**DESCRIPTION OF THE TASK:**
Retype the lines of the material starting with the line that contains "commune-dot — [518, 70, 522, 74]" and going on through the line that contains "legend-ramp-swatch — [606, 193, 636, 208]", reproducing each one verbatim.

**EXERCISE INPUTS:**

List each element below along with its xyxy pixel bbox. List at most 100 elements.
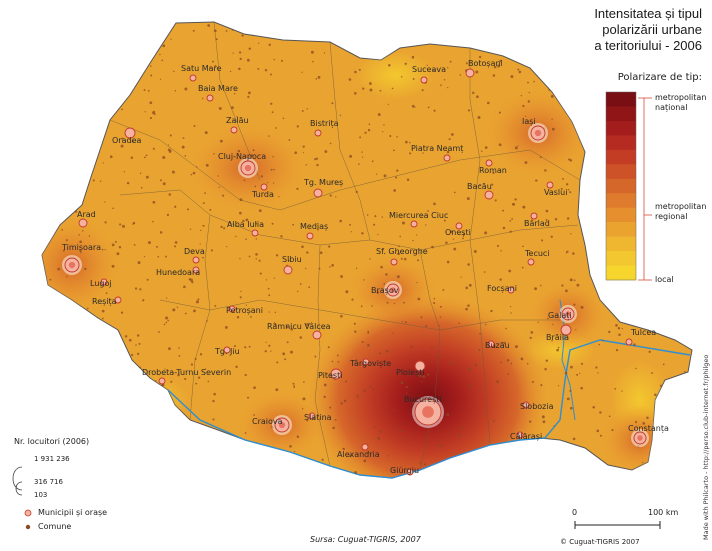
commune-dot — [518, 70, 522, 74]
commune-dot — [178, 354, 181, 357]
commune-dot — [166, 297, 168, 299]
city-label: Pitești — [318, 371, 343, 380]
commune-dot — [169, 134, 172, 137]
commune-dot — [354, 70, 357, 74]
city-marker-core — [565, 311, 571, 317]
commune-dot — [411, 104, 415, 108]
commune-dot — [122, 224, 125, 228]
commune-dot — [662, 363, 665, 366]
commune-dot — [296, 187, 299, 191]
commune-dot — [139, 366, 141, 368]
legend-ramp-swatch — [606, 193, 636, 208]
city-marker-core — [244, 164, 252, 172]
legend-class-regional: metropolitan regional — [655, 202, 707, 221]
city-label: Zalău — [226, 116, 249, 125]
city-label: Focșani — [487, 284, 517, 293]
commune-dot — [177, 373, 180, 377]
commune-dot — [450, 133, 454, 136]
commune-dot — [491, 183, 494, 186]
commune-dot — [149, 117, 152, 120]
commune-dot — [565, 252, 568, 254]
commune-dot — [264, 350, 267, 353]
commune-dot — [541, 239, 544, 242]
commune-dot — [340, 402, 343, 405]
commune-dot — [354, 471, 358, 474]
commune-dot — [405, 392, 408, 394]
city-marker — [465, 68, 475, 78]
commune-dot — [250, 316, 252, 318]
commune-dot — [363, 459, 367, 463]
commune-dot — [305, 164, 308, 166]
legend-ramp-swatch — [606, 92, 636, 107]
commune-dot — [290, 327, 294, 331]
commune-dot — [294, 451, 296, 453]
commune-dot — [393, 149, 395, 152]
commune-dot — [239, 296, 242, 299]
commune-dot — [398, 429, 401, 432]
commune-dot — [599, 411, 602, 414]
commune-dot — [232, 52, 234, 54]
city-marker — [124, 127, 136, 139]
commune-dot — [282, 117, 285, 120]
commune-dot — [235, 365, 238, 369]
commune-dot — [159, 53, 161, 56]
commune-dot — [433, 109, 436, 112]
commune-dot — [509, 230, 512, 233]
commune-dot — [268, 311, 270, 313]
commune-dot — [315, 157, 319, 160]
commune-dot — [296, 125, 299, 128]
commune-dot — [345, 380, 348, 383]
commune-dot — [202, 224, 205, 227]
commune-dot — [128, 338, 132, 342]
commune-dot — [305, 267, 307, 270]
commune-dot — [221, 194, 225, 197]
commune-dot — [411, 55, 415, 59]
commune-dot — [476, 95, 479, 99]
commune-dot — [61, 228, 64, 231]
commune-dot — [356, 394, 359, 397]
commune-dot — [374, 426, 376, 428]
commune-dot — [551, 127, 555, 131]
commune-dot — [168, 193, 172, 196]
city-label: Bacău — [467, 182, 492, 191]
city-label: Sibiu — [282, 255, 302, 264]
commune-dot — [635, 367, 637, 370]
commune-dot — [494, 199, 497, 202]
commune-dot — [354, 330, 357, 333]
city-label: Giurgiu — [390, 466, 420, 475]
city-marker — [560, 324, 572, 336]
legend-ramp-swatch — [606, 222, 636, 237]
commune-dot — [210, 249, 213, 252]
commune-dot — [293, 385, 296, 387]
commune-dot — [243, 179, 246, 182]
commune-dot — [162, 383, 165, 387]
commune-dot — [561, 284, 564, 287]
commune-dot — [288, 139, 291, 141]
commune-dot — [462, 237, 464, 240]
commune-dot — [130, 353, 134, 357]
commune-dot — [139, 172, 142, 175]
city-label: Lugoj — [90, 279, 112, 288]
commune-dot — [511, 217, 513, 220]
commune-dot — [573, 279, 576, 282]
commune-dot — [161, 59, 164, 62]
commune-dot — [447, 86, 449, 89]
commune-dot — [105, 292, 108, 295]
commune-dot — [539, 156, 542, 159]
commune-dot — [65, 239, 68, 242]
comune-legend-symbol — [25, 524, 31, 530]
commune-dot — [400, 430, 403, 433]
commune-dot — [250, 154, 253, 157]
commune-dot — [289, 445, 292, 448]
commune-dot — [467, 109, 471, 112]
city-marker — [546, 181, 554, 189]
commune-dot — [437, 430, 440, 432]
commune-dot — [503, 341, 506, 345]
commune-dot — [544, 169, 547, 172]
commune-dot — [364, 131, 367, 134]
commune-dot — [66, 276, 68, 278]
commune-dot — [401, 221, 405, 225]
commune-dot — [438, 444, 442, 448]
commune-dot — [145, 175, 149, 179]
city-marker — [192, 266, 200, 274]
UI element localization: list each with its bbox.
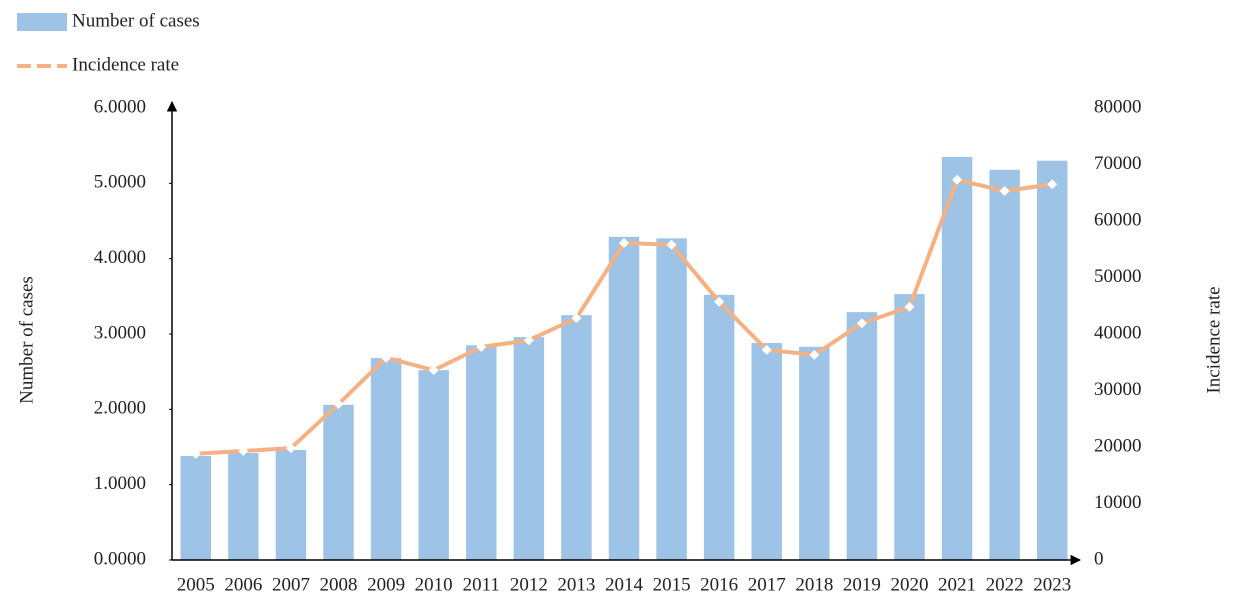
y2-tick-label: 50000	[1094, 266, 1142, 287]
line-marker	[190, 448, 201, 459]
legend-label: Number of cases	[72, 10, 200, 31]
line-marker	[856, 318, 867, 329]
x-tick-label: 2008	[320, 574, 358, 595]
line-marker	[904, 301, 915, 312]
y2-tick-label: 70000	[1094, 153, 1142, 174]
line-marker	[714, 296, 725, 307]
y2-tick-label: 40000	[1094, 322, 1142, 343]
bar	[894, 294, 925, 560]
y-axis-title: Number of cases	[16, 276, 37, 404]
line-marker	[381, 352, 392, 363]
x-tick-label: 2012	[510, 574, 548, 595]
line-marker	[999, 186, 1010, 197]
bar	[466, 345, 497, 560]
x-tick-label: 2018	[795, 574, 833, 595]
x-tick-label: 2010	[415, 574, 453, 595]
bar	[323, 404, 354, 560]
y2-tick-label: 0	[1094, 548, 1104, 569]
bar	[751, 343, 782, 560]
y-tick-label: 2.0000	[94, 398, 146, 419]
line-marker	[761, 344, 772, 355]
bar	[370, 358, 402, 560]
y-tick-label: 6.0000	[94, 96, 146, 117]
x-tick-label: 2005	[177, 574, 215, 595]
x-tick-label: 2016	[700, 574, 738, 595]
x-tick-label: 2014	[605, 574, 644, 595]
bar	[989, 169, 1020, 561]
y2-tick-label: 80000	[1094, 96, 1142, 117]
x-tick-label: 2021	[938, 574, 976, 595]
line-marker	[666, 239, 677, 250]
line-marker	[285, 443, 296, 454]
x-tick-label: 2015	[653, 574, 691, 595]
x-tick-label: 2019	[843, 574, 881, 595]
line-marker	[476, 341, 487, 352]
x-tick-label: 2023	[1033, 574, 1071, 595]
legend-swatch	[17, 13, 67, 31]
bar	[608, 236, 640, 560]
y-tick-label: 1.0000	[94, 473, 146, 494]
y2-tick-label: 20000	[1094, 435, 1142, 456]
y2-tick-label: 60000	[1094, 209, 1142, 230]
line-marker	[619, 238, 629, 249]
bar	[1036, 160, 1068, 560]
line-marker	[238, 445, 249, 456]
line-marker	[809, 349, 820, 360]
bar	[180, 456, 212, 560]
bar	[846, 312, 878, 560]
line-marker	[428, 365, 439, 376]
line-marker	[952, 174, 963, 185]
bar	[513, 337, 545, 560]
x-tick-label: 2022	[986, 574, 1024, 595]
line-marker	[523, 335, 534, 346]
legend-label: Incidence rate	[72, 54, 179, 75]
bar	[228, 453, 259, 560]
y-tick-label: 5.0000	[94, 172, 146, 193]
y2-axis-title: Incidence rate	[1203, 286, 1224, 393]
x-tick-label: 2020	[890, 574, 928, 595]
y-tick-label: 4.0000	[94, 247, 146, 268]
y-tick-label: 0.0000	[94, 548, 146, 569]
y2-tick-label: 30000	[1094, 379, 1142, 400]
y-tick-label: 3.0000	[94, 322, 146, 343]
line-marker	[1047, 179, 1058, 190]
bar	[656, 238, 687, 560]
x-tick-label: 2011	[463, 574, 500, 595]
y2-tick-label: 10000	[1094, 492, 1142, 513]
bar	[418, 370, 449, 560]
x-tick-label: 2013	[557, 574, 595, 595]
bar	[799, 346, 830, 560]
x-tick-label: 2006	[224, 574, 262, 595]
bar	[275, 450, 307, 560]
x-tick-label: 2007	[272, 574, 310, 595]
line-marker	[571, 313, 582, 324]
bar	[703, 294, 735, 560]
x-tick-label: 2009	[367, 574, 405, 595]
bar	[941, 156, 973, 560]
x-tick-label: 2017	[748, 574, 786, 595]
bar	[561, 315, 592, 560]
line-marker	[333, 399, 344, 410]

**FINAL ANSWER:**
commune-dot — [518, 70, 522, 74]
commune-dot — [178, 354, 181, 357]
commune-dot — [166, 297, 168, 299]
city-label: Pitești — [318, 371, 343, 380]
commune-dot — [169, 134, 172, 137]
commune-dot — [354, 70, 357, 74]
city-marker-core — [565, 311, 571, 317]
commune-dot — [411, 104, 415, 108]
commune-dot — [122, 224, 125, 228]
commune-dot — [662, 363, 665, 366]
commune-dot — [296, 187, 299, 191]
commune-dot — [139, 366, 141, 368]
legend-ramp-swatch — [606, 193, 636, 208]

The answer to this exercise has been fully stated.